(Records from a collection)
^^^^
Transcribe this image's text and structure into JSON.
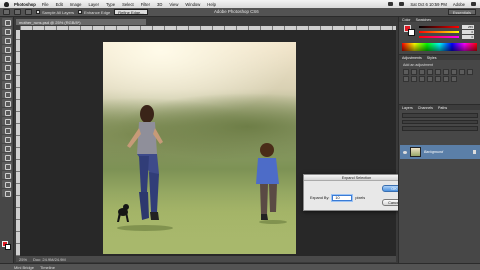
{
  "menubar": {
    "app_name": "Photoshop",
    "items": [
      "File",
      "Edit",
      "Image",
      "Layer",
      "Type",
      "Select",
      "Filter",
      "3D",
      "View",
      "Window",
      "Help"
    ],
    "clock": "Sat Oct 6 10:59 PM",
    "user": "Adobe"
  },
  "optionsbar": {
    "sample_all_layers": "Sample All Layers",
    "enhance_edge": "Enhance Edge",
    "refine_edge": "Refine Edge...",
    "window_title": "Adobe Photoshop CS6",
    "workspace": "Essentials"
  },
  "document": {
    "tab_title": "mother_runs.psd @ 25% (RGB/8*)",
    "zoom": "25%",
    "doc_info": "Doc: 24.9M/24.9M"
  },
  "dialog": {
    "title": "Expand Selection",
    "expand_label": "Expand By:",
    "expand_value": "10",
    "unit": "pixels",
    "ok": "OK",
    "cancel": "Cancel"
  },
  "panels": {
    "color_tabs": [
      "Color",
      "Swatches"
    ],
    "rgb_values": [
      "255",
      "0",
      "0"
    ],
    "adjustments_tabs": [
      "Adjustments",
      "Styles"
    ],
    "adjustments_label": "Add an adjustment",
    "layers_tabs": [
      "Layers",
      "Channels",
      "Paths"
    ],
    "layer_name": "Background"
  },
  "bottom_tabs": [
    "Mini Bridge",
    "Timeline"
  ],
  "colors": {
    "foreground": "#e01b24",
    "background": "#ffffff",
    "selected_layer": "#5b7fa8",
    "ok_button": "#4c92e0"
  }
}
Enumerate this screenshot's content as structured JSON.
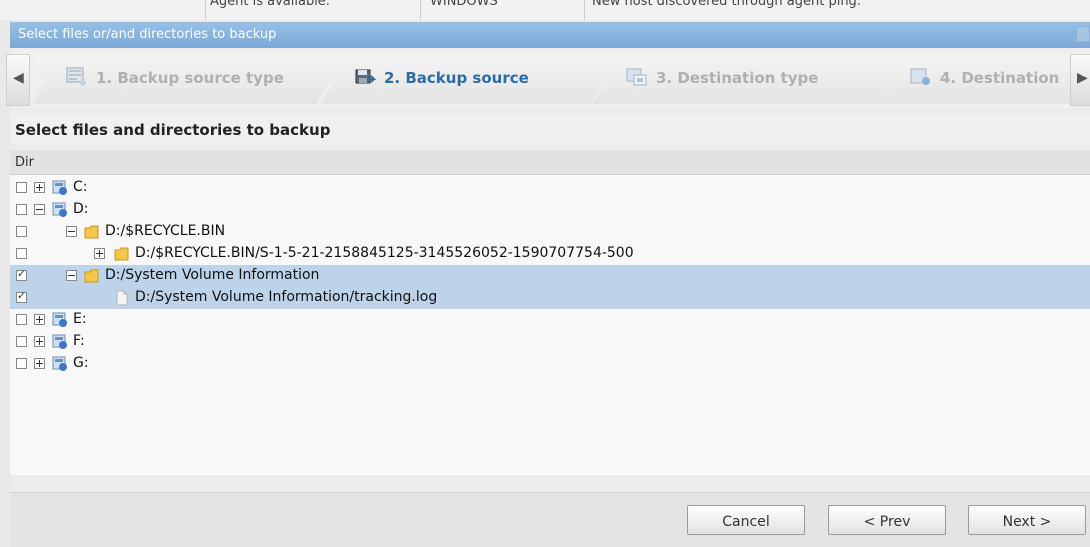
^^^^
■ PROBLEM DETAILS
Keep the pictures out of your copy, and repeat every entry above exactly.

■ FINISHED ANSWER
Transcribe this image's text and structure into JSON.
{
  "menubar": {
    "app_name": "Photoshop",
    "items": [
      "File",
      "Edit",
      "Image",
      "Layer",
      "Type",
      "Select",
      "Filter",
      "3D",
      "View",
      "Window",
      "Help"
    ],
    "clock": "Sat Oct 6 10:59 PM",
    "user": "Adobe"
  },
  "optionsbar": {
    "sample_all_layers": "Sample All Layers",
    "enhance_edge": "Enhance Edge",
    "refine_edge": "Refine Edge...",
    "window_title": "Adobe Photoshop CS6",
    "workspace": "Essentials"
  },
  "document": {
    "tab_title": "mother_runs.psd @ 25% (RGB/8*)",
    "zoom": "25%",
    "doc_info": "Doc: 24.9M/24.9M"
  },
  "dialog": {
    "title": "Expand Selection",
    "expand_label": "Expand By:",
    "expand_value": "10",
    "unit": "pixels",
    "ok": "OK",
    "cancel": "Cancel"
  },
  "panels": {
    "color_tabs": [
      "Color",
      "Swatches"
    ],
    "rgb_values": [
      "255",
      "0",
      "0"
    ],
    "adjustments_tabs": [
      "Adjustments",
      "Styles"
    ],
    "adjustments_label": "Add an adjustment",
    "layers_tabs": [
      "Layers",
      "Channels",
      "Paths"
    ],
    "layer_name": "Background"
  },
  "bottom_tabs": [
    "Mini Bridge",
    "Timeline"
  ],
  "colors": {
    "foreground": "#e01b24",
    "background": "#ffffff",
    "selected_layer": "#5b7fa8",
    "ok_button": "#4c92e0"
  }
}
Enumerate this screenshot's content as structured JSON.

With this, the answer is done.